[Stored items]
--
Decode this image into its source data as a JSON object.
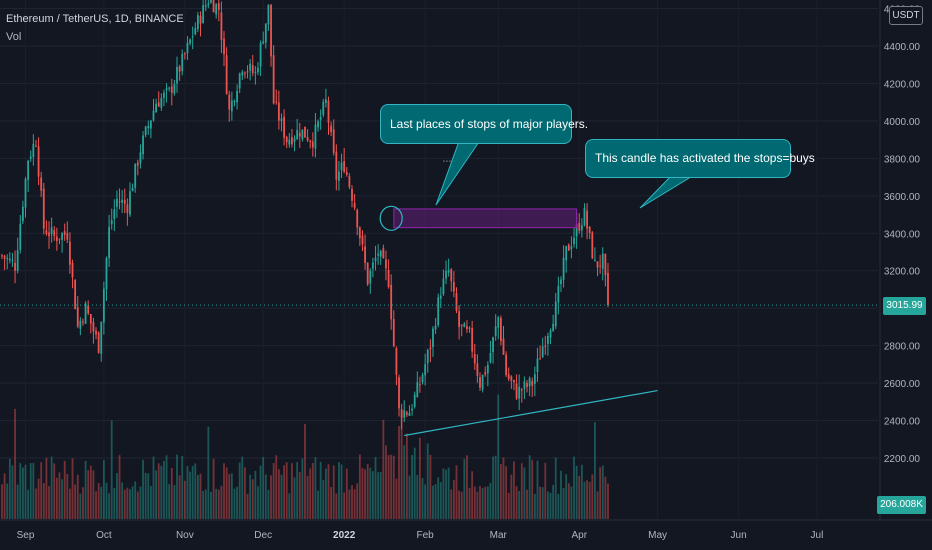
{
  "header": {
    "symbol_line": "Ethereum / TetherUS, 1D, BINANCE",
    "volume_label": "Vol"
  },
  "currency_badge": "USDT",
  "last_price_label": "3015.99",
  "volume_value_label": "206.008K",
  "annotations": {
    "callout_1": "Last places of stops of major players.",
    "callout_2": "This candle has activated the stops=buys"
  },
  "colors": {
    "background": "#131722",
    "up": "#26a69a",
    "down": "#ef5350",
    "callout_bg": "#006971",
    "callout_border": "#2fb6c2",
    "zone": "#8e24aa",
    "trendline": "#2fb6c2"
  },
  "chart_data": {
    "type": "candlestick",
    "y_axis": {
      "ticks": [
        "4600.00",
        "4400.00",
        "4200.00",
        "4000.00",
        "3800.00",
        "3600.00",
        "3400.00",
        "3200.00",
        "3000.00",
        "2800.00",
        "2600.00",
        "2400.00",
        "2200.00"
      ],
      "range": [
        2150,
        4650
      ]
    },
    "x_axis": {
      "ticks": [
        "Sep",
        "Oct",
        "Nov",
        "Dec",
        "2022",
        "Feb",
        "Mar",
        "Apr",
        "May",
        "Jun",
        "Jul"
      ]
    },
    "last_price": 3015.99,
    "close_path": [
      [
        "Aug 23",
        3280
      ],
      [
        "Aug 28",
        3230
      ],
      [
        "Sep 2",
        3800
      ],
      [
        "Sep 5",
        3900
      ],
      [
        "Sep 8",
        3430
      ],
      [
        "Sep 12",
        3380
      ],
      [
        "Sep 17",
        3400
      ],
      [
        "Sep 21",
        2900
      ],
      [
        "Sep 24",
        3000
      ],
      [
        "Sep 29",
        2800
      ],
      [
        "Oct 3",
        3420
      ],
      [
        "Oct 6",
        3580
      ],
      [
        "Oct 10",
        3550
      ],
      [
        "Oct 15",
        3850
      ],
      [
        "Oct 21",
        4100
      ],
      [
        "Oct 26",
        4150
      ],
      [
        "Nov 1",
        4350
      ],
      [
        "Nov 5",
        4500
      ],
      [
        "Nov 10",
        4650
      ],
      [
        "Nov 14",
        4600
      ],
      [
        "Nov 18",
        4050
      ],
      [
        "Nov 23",
        4300
      ],
      [
        "Nov 28",
        4250
      ],
      [
        "Dec 3",
        4600
      ],
      [
        "Dec 5",
        4100
      ],
      [
        "Dec 10",
        3900
      ],
      [
        "Dec 15",
        3950
      ],
      [
        "Dec 20",
        3900
      ],
      [
        "Dec 25",
        4100
      ],
      [
        "Dec 29",
        3700
      ],
      [
        "Jan 1",
        3770
      ],
      [
        "Jan 5",
        3550
      ],
      [
        "Jan 10",
        3150
      ],
      [
        "Jan 14",
        3300
      ],
      [
        "Jan 18",
        3150
      ],
      [
        "Jan 22",
        2450
      ],
      [
        "Jan 26",
        2450
      ],
      [
        "Jan 30",
        2600
      ],
      [
        "Feb 3",
        2800
      ],
      [
        "Feb 7",
        3100
      ],
      [
        "Feb 10",
        3200
      ],
      [
        "Feb 14",
        2900
      ],
      [
        "Feb 18",
        2850
      ],
      [
        "Feb 22",
        2600
      ],
      [
        "Feb 25",
        2700
      ],
      [
        "Mar 1",
        2950
      ],
      [
        "Mar 4",
        2650
      ],
      [
        "Mar 8",
        2550
      ],
      [
        "Mar 14",
        2600
      ],
      [
        "Mar 18",
        2800
      ],
      [
        "Mar 23",
        3000
      ],
      [
        "Mar 27",
        3300
      ],
      [
        "Apr 1",
        3450
      ],
      [
        "Apr 3",
        3500
      ],
      [
        "Apr 7",
        3230
      ],
      [
        "Apr 10",
        3250
      ],
      [
        "Apr 12",
        3016
      ]
    ],
    "volume": {
      "last_value": "206.008K"
    },
    "drawings": {
      "zone": {
        "from": "Jan 20",
        "to": "Mar 31",
        "low": 3430,
        "high": 3530
      },
      "trendline": {
        "from": [
          "Jan 24",
          2320
        ],
        "to": [
          "May 1",
          2560
        ]
      },
      "circle": {
        "at": [
          "Jan 19",
          3480
        ]
      }
    }
  }
}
--
Set down every record once more, word for word, without pictures.

▶ Solution for this problem
Decode this image into its source data as a JSON object.
{
  "header": {
    "symbol_line": "Ethereum / TetherUS, 1D, BINANCE",
    "volume_label": "Vol"
  },
  "currency_badge": "USDT",
  "last_price_label": "3015.99",
  "volume_value_label": "206.008K",
  "annotations": {
    "callout_1": "Last places of stops of major players.",
    "callout_2": "This candle has activated the stops=buys"
  },
  "colors": {
    "background": "#131722",
    "up": "#26a69a",
    "down": "#ef5350",
    "callout_bg": "#006971",
    "callout_border": "#2fb6c2",
    "zone": "#8e24aa",
    "trendline": "#2fb6c2"
  },
  "chart_data": {
    "type": "candlestick",
    "y_axis": {
      "ticks": [
        "4600.00",
        "4400.00",
        "4200.00",
        "4000.00",
        "3800.00",
        "3600.00",
        "3400.00",
        "3200.00",
        "3000.00",
        "2800.00",
        "2600.00",
        "2400.00",
        "2200.00"
      ],
      "range": [
        2150,
        4650
      ]
    },
    "x_axis": {
      "ticks": [
        "Sep",
        "Oct",
        "Nov",
        "Dec",
        "2022",
        "Feb",
        "Mar",
        "Apr",
        "May",
        "Jun",
        "Jul"
      ]
    },
    "last_price": 3015.99,
    "close_path": [
      [
        "Aug 23",
        3280
      ],
      [
        "Aug 28",
        3230
      ],
      [
        "Sep 2",
        3800
      ],
      [
        "Sep 5",
        3900
      ],
      [
        "Sep 8",
        3430
      ],
      [
        "Sep 12",
        3380
      ],
      [
        "Sep 17",
        3400
      ],
      [
        "Sep 21",
        2900
      ],
      [
        "Sep 24",
        3000
      ],
      [
        "Sep 29",
        2800
      ],
      [
        "Oct 3",
        3420
      ],
      [
        "Oct 6",
        3580
      ],
      [
        "Oct 10",
        3550
      ],
      [
        "Oct 15",
        3850
      ],
      [
        "Oct 21",
        4100
      ],
      [
        "Oct 26",
        4150
      ],
      [
        "Nov 1",
        4350
      ],
      [
        "Nov 5",
        4500
      ],
      [
        "Nov 10",
        4650
      ],
      [
        "Nov 14",
        4600
      ],
      [
        "Nov 18",
        4050
      ],
      [
        "Nov 23",
        4300
      ],
      [
        "Nov 28",
        4250
      ],
      [
        "Dec 3",
        4600
      ],
      [
        "Dec 5",
        4100
      ],
      [
        "Dec 10",
        3900
      ],
      [
        "Dec 15",
        3950
      ],
      [
        "Dec 20",
        3900
      ],
      [
        "Dec 25",
        4100
      ],
      [
        "Dec 29",
        3700
      ],
      [
        "Jan 1",
        3770
      ],
      [
        "Jan 5",
        3550
      ],
      [
        "Jan 10",
        3150
      ],
      [
        "Jan 14",
        3300
      ],
      [
        "Jan 18",
        3150
      ],
      [
        "Jan 22",
        2450
      ],
      [
        "Jan 26",
        2450
      ],
      [
        "Jan 30",
        2600
      ],
      [
        "Feb 3",
        2800
      ],
      [
        "Feb 7",
        3100
      ],
      [
        "Feb 10",
        3200
      ],
      [
        "Feb 14",
        2900
      ],
      [
        "Feb 18",
        2850
      ],
      [
        "Feb 22",
        2600
      ],
      [
        "Feb 25",
        2700
      ],
      [
        "Mar 1",
        2950
      ],
      [
        "Mar 4",
        2650
      ],
      [
        "Mar 8",
        2550
      ],
      [
        "Mar 14",
        2600
      ],
      [
        "Mar 18",
        2800
      ],
      [
        "Mar 23",
        3000
      ],
      [
        "Mar 27",
        3300
      ],
      [
        "Apr 1",
        3450
      ],
      [
        "Apr 3",
        3500
      ],
      [
        "Apr 7",
        3230
      ],
      [
        "Apr 10",
        3250
      ],
      [
        "Apr 12",
        3016
      ]
    ],
    "volume": {
      "last_value": "206.008K"
    },
    "drawings": {
      "zone": {
        "from": "Jan 20",
        "to": "Mar 31",
        "low": 3430,
        "high": 3530
      },
      "trendline": {
        "from": [
          "Jan 24",
          2320
        ],
        "to": [
          "May 1",
          2560
        ]
      },
      "circle": {
        "at": [
          "Jan 19",
          3480
        ]
      }
    }
  }
}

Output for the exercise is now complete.